▶ **WHAT TO DO**: Below are some records. Say how many of their lines include the string "title", giving only the number.

*-*-*

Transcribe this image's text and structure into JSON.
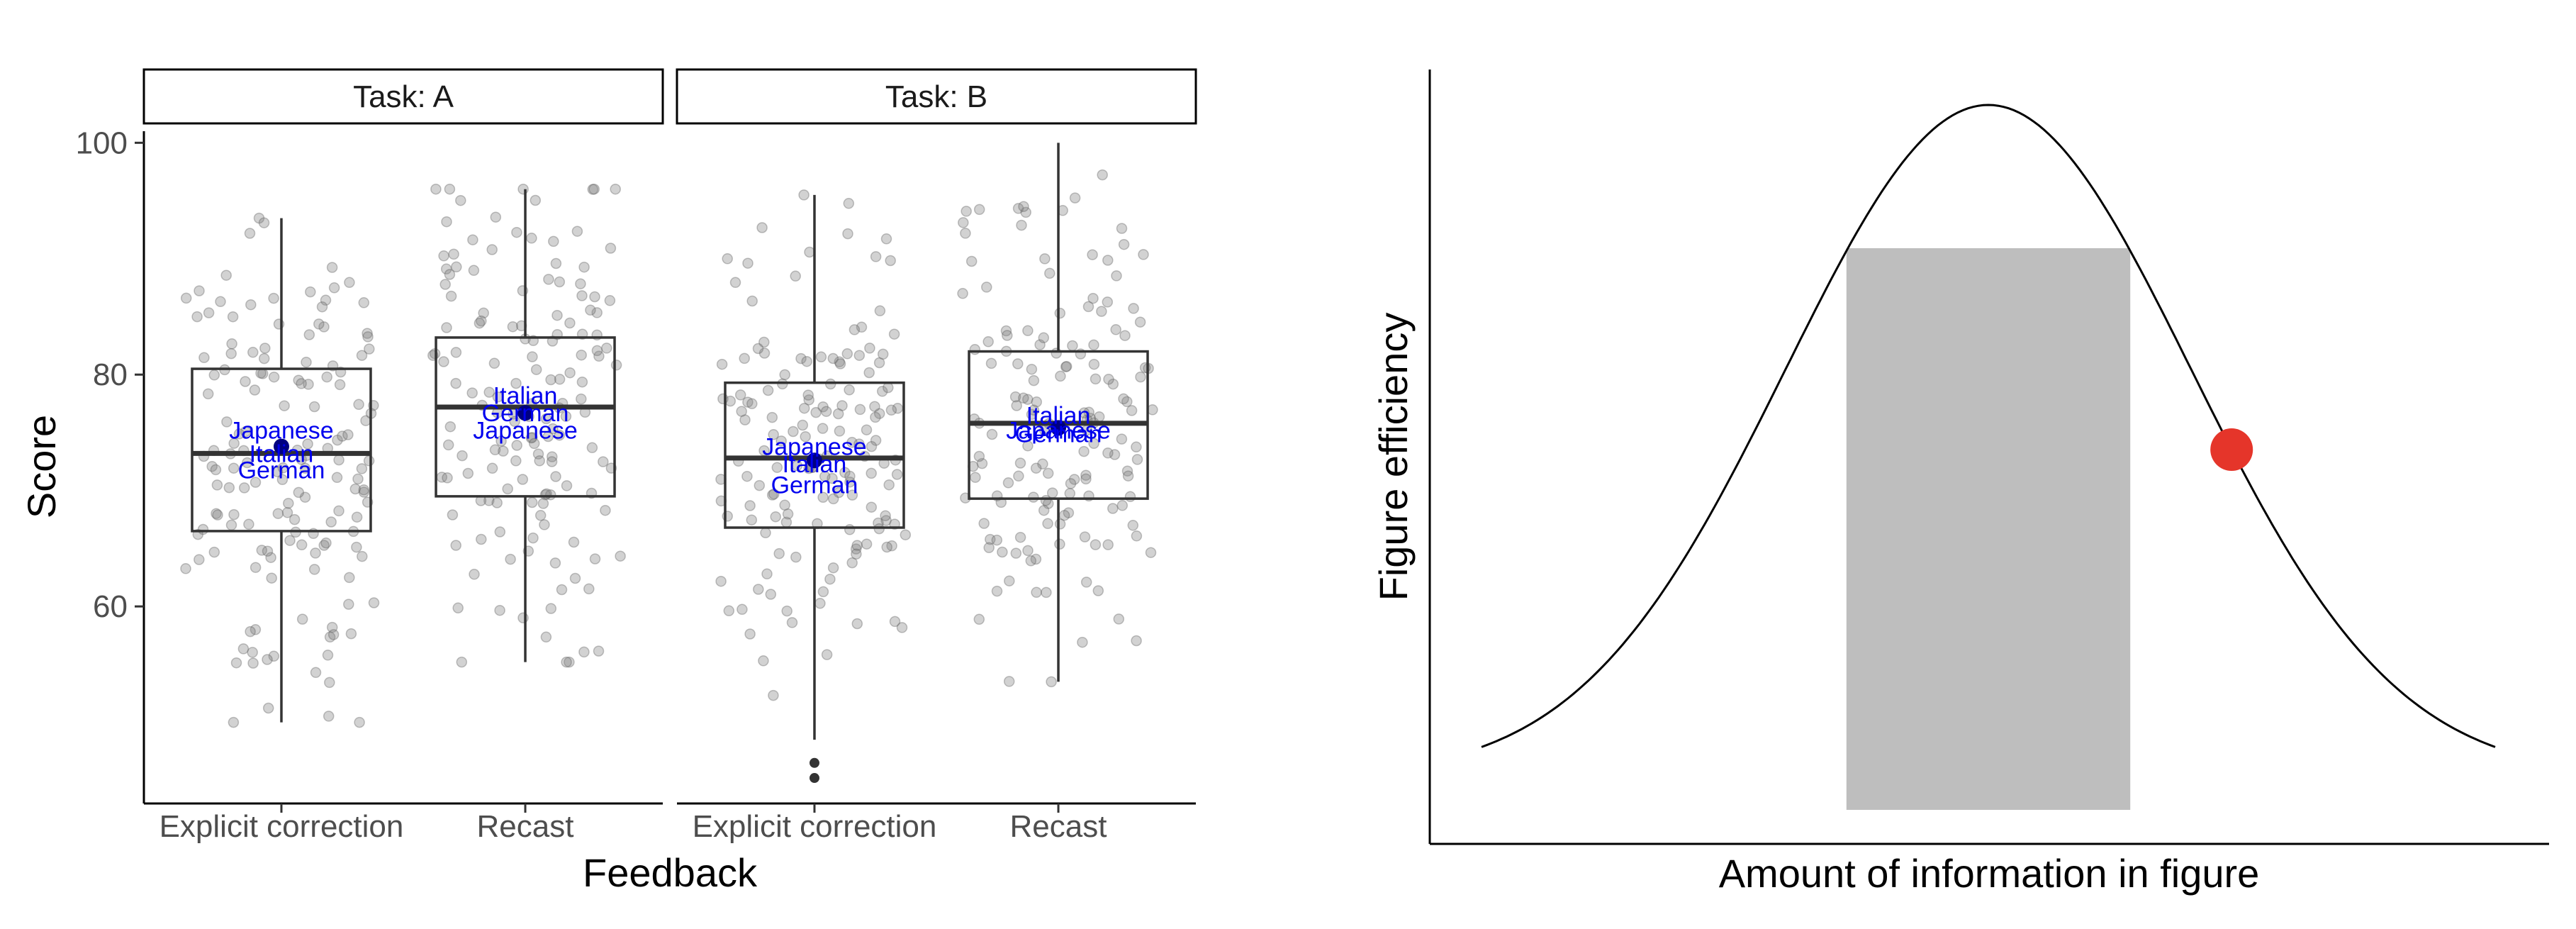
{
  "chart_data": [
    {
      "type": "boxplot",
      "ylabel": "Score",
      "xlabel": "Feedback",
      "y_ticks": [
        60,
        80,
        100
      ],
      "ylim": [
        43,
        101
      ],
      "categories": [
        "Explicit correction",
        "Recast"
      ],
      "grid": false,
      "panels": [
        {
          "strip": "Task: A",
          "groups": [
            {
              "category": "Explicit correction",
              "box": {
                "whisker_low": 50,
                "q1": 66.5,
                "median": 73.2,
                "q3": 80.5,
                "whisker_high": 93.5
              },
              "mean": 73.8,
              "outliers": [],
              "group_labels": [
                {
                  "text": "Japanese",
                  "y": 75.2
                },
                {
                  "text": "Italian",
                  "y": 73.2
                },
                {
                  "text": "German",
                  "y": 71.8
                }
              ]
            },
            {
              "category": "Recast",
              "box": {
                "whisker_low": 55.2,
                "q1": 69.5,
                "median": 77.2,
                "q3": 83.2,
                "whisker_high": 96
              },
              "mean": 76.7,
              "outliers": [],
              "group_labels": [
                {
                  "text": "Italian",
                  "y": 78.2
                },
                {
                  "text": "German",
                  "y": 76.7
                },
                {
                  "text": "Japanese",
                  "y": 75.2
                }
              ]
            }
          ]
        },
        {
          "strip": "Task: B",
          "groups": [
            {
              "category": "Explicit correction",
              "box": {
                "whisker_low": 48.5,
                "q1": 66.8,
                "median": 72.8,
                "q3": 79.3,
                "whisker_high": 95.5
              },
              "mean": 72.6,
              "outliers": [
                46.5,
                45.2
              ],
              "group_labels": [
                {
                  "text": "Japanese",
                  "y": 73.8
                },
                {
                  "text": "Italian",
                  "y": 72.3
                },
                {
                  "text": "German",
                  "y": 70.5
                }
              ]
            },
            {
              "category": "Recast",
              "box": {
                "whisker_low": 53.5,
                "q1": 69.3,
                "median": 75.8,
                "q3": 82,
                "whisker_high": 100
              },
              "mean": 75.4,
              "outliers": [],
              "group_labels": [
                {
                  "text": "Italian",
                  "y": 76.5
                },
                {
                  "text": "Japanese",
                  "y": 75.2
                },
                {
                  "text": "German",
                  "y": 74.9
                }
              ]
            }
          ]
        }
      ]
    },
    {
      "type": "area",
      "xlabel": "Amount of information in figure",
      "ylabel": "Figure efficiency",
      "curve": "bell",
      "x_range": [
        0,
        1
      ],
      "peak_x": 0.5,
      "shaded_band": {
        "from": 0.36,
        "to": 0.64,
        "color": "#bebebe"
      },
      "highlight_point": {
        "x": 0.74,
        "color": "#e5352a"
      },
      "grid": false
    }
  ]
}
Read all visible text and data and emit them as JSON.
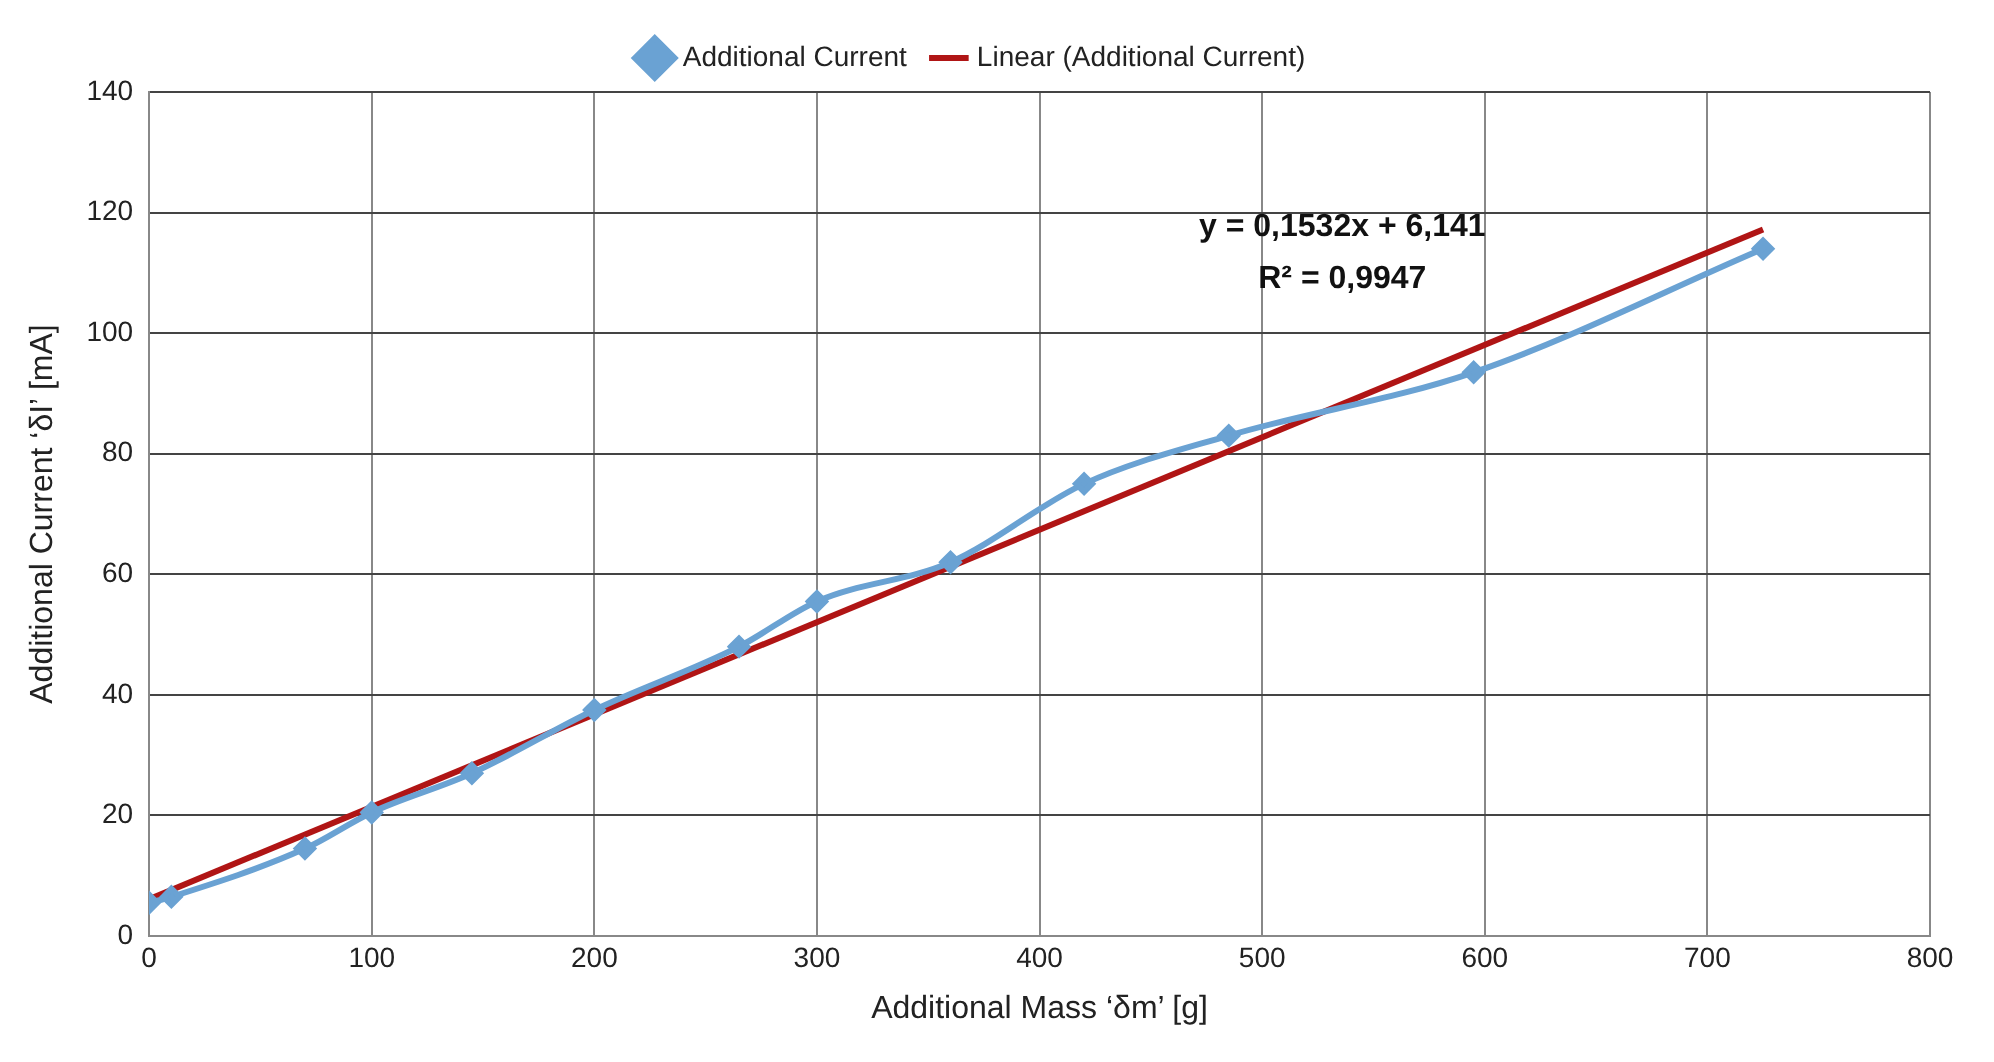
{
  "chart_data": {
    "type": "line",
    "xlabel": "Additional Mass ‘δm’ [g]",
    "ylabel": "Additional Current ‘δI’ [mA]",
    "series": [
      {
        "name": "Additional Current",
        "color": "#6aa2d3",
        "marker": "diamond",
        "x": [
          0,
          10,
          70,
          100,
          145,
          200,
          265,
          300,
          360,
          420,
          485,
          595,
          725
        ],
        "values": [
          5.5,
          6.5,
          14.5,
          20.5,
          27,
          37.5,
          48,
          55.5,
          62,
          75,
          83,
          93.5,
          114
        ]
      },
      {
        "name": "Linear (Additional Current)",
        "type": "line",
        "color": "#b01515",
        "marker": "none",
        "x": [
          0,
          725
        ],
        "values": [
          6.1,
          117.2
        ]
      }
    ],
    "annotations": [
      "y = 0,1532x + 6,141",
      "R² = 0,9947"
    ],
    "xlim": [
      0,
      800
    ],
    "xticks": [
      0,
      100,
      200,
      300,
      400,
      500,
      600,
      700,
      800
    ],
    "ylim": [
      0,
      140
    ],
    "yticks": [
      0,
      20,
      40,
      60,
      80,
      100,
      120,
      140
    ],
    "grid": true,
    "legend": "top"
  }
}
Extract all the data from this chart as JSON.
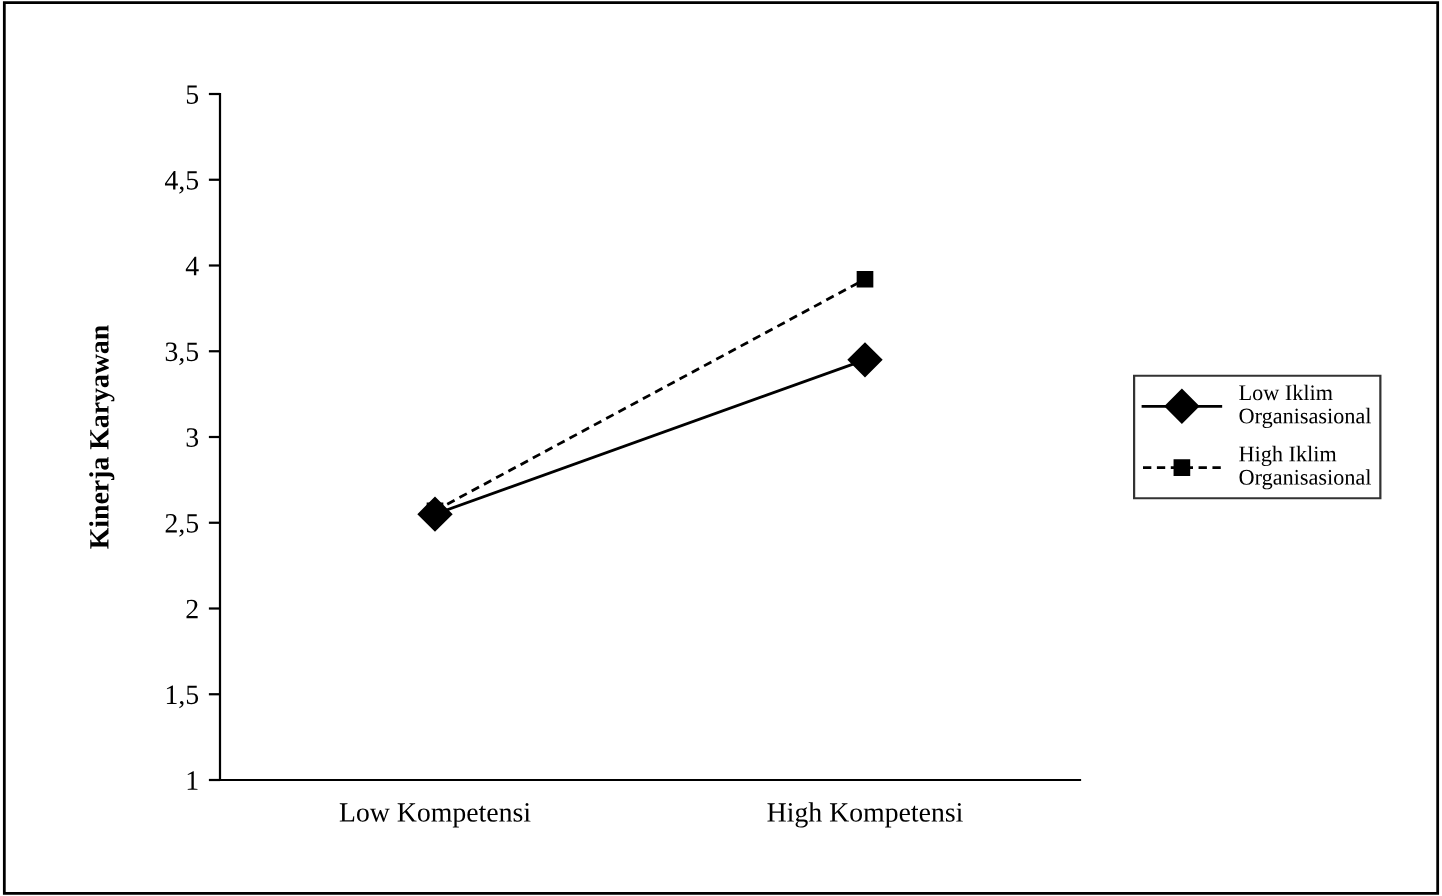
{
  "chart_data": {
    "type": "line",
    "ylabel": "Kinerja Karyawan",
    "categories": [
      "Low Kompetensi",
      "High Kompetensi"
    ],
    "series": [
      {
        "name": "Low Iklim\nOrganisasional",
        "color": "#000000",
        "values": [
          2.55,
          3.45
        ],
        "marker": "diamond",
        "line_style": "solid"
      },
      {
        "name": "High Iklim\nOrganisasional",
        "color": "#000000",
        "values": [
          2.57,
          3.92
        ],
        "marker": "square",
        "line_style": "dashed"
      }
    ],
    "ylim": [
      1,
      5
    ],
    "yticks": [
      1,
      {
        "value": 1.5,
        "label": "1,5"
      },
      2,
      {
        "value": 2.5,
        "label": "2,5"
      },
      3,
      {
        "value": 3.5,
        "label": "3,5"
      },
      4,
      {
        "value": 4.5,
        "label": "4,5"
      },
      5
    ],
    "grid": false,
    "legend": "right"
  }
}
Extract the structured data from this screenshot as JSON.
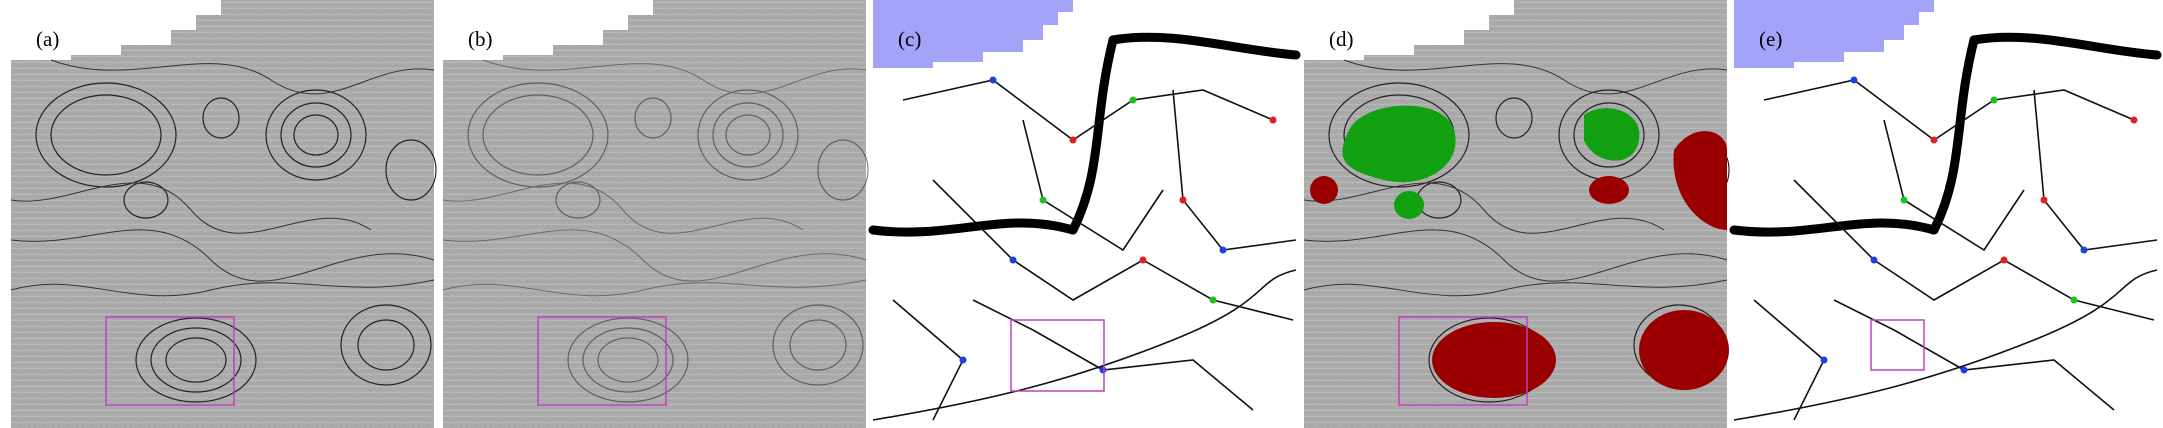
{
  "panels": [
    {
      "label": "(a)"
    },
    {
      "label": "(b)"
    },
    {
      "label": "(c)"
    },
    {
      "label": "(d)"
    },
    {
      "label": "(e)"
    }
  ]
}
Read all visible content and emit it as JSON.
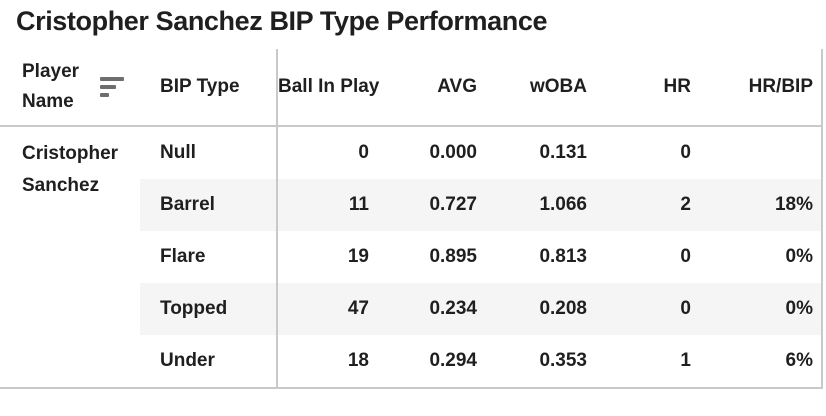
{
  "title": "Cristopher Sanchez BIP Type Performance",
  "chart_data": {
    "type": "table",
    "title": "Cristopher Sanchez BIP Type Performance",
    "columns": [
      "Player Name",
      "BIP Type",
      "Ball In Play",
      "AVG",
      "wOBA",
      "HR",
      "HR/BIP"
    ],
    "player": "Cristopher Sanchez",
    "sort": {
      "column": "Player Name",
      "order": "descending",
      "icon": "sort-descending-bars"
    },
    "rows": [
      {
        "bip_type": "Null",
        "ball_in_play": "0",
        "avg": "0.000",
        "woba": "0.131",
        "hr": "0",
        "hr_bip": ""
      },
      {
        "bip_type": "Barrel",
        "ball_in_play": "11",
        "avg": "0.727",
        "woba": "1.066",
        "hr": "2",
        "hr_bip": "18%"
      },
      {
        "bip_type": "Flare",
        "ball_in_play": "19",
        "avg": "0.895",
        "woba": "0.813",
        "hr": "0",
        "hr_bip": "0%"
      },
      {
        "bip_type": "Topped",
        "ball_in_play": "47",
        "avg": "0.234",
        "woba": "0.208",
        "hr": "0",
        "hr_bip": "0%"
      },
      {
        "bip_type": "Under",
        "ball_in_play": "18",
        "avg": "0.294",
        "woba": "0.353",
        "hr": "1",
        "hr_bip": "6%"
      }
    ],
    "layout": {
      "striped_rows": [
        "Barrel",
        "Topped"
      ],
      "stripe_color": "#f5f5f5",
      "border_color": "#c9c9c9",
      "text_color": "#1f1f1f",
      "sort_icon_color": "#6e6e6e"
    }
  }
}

*-*-*

▶ **ANSWER TO THE TASK**: 2